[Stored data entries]
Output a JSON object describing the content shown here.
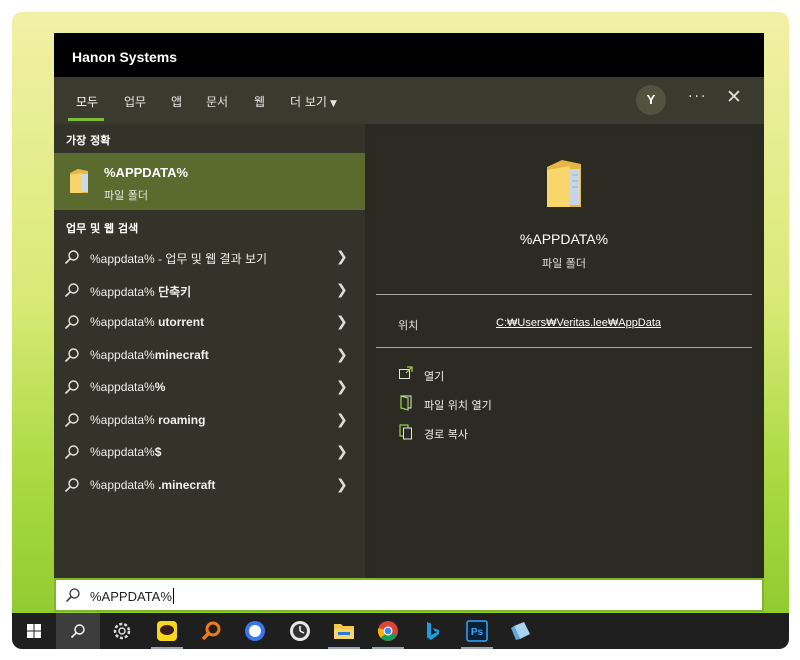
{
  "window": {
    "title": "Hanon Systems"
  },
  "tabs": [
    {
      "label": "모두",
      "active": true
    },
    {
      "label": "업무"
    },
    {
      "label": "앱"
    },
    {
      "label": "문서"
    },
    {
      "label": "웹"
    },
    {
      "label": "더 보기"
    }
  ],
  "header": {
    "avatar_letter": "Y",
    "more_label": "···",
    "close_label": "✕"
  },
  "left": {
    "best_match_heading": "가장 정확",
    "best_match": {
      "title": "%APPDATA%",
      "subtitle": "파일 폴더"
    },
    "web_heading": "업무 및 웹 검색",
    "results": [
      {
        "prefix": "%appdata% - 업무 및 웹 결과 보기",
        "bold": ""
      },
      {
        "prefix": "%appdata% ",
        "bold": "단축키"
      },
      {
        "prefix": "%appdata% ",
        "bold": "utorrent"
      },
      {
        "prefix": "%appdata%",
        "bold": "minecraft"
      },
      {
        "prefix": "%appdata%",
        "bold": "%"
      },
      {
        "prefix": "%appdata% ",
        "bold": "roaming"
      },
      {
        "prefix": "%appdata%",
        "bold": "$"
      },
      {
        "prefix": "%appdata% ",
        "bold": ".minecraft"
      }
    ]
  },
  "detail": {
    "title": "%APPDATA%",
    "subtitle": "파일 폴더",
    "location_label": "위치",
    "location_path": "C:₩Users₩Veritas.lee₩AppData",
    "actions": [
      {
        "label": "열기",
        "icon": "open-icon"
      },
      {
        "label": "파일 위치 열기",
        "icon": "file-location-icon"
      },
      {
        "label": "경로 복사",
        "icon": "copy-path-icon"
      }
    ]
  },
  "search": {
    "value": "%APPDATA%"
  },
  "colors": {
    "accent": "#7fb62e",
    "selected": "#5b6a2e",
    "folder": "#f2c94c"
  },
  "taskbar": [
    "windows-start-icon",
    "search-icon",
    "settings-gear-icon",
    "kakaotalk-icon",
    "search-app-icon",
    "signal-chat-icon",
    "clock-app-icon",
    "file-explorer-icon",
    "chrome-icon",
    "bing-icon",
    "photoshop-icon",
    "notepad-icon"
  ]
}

* * *

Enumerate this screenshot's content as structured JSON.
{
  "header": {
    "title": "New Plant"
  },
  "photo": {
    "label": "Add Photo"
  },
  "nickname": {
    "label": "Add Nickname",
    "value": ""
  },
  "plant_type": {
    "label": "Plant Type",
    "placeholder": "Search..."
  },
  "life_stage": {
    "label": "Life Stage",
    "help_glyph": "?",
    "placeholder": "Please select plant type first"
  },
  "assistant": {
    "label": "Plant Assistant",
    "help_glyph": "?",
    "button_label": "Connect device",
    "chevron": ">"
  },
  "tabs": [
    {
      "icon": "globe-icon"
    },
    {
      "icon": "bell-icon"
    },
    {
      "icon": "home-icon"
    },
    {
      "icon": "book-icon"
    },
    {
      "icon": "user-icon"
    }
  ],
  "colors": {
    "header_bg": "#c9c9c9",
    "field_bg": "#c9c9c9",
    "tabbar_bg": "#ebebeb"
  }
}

[Exercise] From the entries above, list each line with "JSON" in it.

[Task output]
Output a JSON object describing the content shown here.
Enumerate this screenshot's content as structured JSON.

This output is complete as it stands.